WHAT IS BEING ASKED: Extract each line holding the word "вместе" from the entries.

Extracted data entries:
↓↓↓

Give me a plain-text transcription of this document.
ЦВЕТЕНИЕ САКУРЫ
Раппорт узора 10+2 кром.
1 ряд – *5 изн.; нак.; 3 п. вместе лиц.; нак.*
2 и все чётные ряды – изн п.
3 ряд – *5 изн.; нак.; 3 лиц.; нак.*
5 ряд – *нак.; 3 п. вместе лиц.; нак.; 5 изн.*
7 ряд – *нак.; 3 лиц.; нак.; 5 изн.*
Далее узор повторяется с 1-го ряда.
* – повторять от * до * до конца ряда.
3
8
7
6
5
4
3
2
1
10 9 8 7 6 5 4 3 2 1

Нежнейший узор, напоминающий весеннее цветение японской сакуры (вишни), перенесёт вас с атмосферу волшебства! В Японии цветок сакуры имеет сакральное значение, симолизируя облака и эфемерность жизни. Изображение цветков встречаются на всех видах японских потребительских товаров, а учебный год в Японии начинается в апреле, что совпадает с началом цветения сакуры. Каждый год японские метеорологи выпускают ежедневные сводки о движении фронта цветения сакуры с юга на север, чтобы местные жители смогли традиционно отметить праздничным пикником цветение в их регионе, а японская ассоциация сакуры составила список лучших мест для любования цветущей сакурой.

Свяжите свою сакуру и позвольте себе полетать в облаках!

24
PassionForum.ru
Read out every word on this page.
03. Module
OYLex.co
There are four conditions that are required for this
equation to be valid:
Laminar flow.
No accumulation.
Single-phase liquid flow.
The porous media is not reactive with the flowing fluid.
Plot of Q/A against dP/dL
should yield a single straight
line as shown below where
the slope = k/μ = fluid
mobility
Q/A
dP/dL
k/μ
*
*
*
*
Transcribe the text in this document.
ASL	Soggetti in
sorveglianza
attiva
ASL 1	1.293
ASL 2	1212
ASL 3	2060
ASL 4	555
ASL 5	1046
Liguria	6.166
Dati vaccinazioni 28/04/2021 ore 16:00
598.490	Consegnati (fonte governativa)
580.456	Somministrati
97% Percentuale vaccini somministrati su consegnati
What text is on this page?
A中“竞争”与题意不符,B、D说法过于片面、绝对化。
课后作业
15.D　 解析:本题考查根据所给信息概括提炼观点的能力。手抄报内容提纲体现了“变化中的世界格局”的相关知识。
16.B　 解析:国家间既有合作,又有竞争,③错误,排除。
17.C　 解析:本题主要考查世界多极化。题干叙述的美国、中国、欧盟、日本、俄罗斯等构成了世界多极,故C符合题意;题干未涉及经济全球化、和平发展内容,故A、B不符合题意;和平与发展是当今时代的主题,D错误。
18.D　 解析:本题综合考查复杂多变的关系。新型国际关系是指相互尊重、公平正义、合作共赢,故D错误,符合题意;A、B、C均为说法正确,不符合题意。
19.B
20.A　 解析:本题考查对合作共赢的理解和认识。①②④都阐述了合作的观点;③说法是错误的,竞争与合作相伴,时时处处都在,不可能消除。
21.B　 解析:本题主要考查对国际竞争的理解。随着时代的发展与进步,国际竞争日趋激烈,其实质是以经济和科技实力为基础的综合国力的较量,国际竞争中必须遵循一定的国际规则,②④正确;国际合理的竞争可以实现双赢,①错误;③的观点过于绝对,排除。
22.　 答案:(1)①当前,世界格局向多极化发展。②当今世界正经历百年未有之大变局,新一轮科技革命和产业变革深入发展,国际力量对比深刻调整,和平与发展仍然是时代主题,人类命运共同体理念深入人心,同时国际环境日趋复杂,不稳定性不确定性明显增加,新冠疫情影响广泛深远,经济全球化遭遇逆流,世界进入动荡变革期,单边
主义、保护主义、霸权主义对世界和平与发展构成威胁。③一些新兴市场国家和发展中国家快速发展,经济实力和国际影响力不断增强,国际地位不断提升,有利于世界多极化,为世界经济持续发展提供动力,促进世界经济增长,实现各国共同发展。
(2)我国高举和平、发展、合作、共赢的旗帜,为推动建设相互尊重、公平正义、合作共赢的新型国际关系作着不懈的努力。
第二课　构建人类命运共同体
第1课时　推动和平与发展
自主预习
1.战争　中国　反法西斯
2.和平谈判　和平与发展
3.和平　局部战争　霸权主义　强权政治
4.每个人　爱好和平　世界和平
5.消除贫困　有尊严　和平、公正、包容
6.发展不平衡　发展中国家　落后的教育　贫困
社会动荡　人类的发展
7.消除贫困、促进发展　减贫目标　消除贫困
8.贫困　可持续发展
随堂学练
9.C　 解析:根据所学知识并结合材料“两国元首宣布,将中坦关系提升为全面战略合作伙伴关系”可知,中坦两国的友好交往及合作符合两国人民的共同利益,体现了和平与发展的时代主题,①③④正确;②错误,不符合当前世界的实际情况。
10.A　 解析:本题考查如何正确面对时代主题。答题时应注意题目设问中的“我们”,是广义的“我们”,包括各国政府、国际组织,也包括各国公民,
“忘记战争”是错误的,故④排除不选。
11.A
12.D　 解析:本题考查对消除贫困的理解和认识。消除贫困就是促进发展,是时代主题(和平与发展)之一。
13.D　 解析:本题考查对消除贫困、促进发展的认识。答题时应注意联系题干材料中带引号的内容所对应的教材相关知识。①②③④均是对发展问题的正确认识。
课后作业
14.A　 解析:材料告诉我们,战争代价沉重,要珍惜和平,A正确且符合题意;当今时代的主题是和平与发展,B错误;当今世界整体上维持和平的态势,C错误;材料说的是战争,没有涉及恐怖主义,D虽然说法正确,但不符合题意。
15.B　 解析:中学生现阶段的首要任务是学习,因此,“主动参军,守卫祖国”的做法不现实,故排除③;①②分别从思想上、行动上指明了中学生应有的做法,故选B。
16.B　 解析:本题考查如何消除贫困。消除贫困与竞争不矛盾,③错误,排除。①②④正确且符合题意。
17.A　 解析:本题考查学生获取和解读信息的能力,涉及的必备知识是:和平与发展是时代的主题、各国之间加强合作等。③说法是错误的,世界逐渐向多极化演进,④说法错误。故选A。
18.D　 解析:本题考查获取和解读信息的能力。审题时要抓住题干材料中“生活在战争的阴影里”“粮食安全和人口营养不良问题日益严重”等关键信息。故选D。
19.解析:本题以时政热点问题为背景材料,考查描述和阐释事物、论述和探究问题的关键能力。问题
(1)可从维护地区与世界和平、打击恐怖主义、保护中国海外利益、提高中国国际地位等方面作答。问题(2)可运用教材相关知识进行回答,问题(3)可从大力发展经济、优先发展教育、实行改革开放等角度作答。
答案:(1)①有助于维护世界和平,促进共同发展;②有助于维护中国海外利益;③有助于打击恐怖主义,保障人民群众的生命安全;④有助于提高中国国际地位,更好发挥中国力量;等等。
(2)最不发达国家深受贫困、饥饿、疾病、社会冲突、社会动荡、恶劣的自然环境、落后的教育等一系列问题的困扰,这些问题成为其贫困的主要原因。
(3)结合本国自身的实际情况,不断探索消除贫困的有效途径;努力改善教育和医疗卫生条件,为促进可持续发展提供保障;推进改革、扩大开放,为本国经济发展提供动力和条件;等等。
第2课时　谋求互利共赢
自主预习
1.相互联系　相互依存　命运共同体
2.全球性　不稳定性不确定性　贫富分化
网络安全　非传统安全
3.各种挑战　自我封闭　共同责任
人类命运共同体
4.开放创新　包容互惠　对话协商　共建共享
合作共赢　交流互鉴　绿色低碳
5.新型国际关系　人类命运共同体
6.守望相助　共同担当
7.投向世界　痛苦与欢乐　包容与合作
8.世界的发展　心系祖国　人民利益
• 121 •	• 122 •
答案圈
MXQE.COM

↑↑↑

RESPONSE TO THE TASK:
1 ряд – *5 изн.; нак.; 3 п. вместе лиц.; нак.*
5 ряд – *нак.; 3 п. вместе лиц.; нак.; 5 изн.*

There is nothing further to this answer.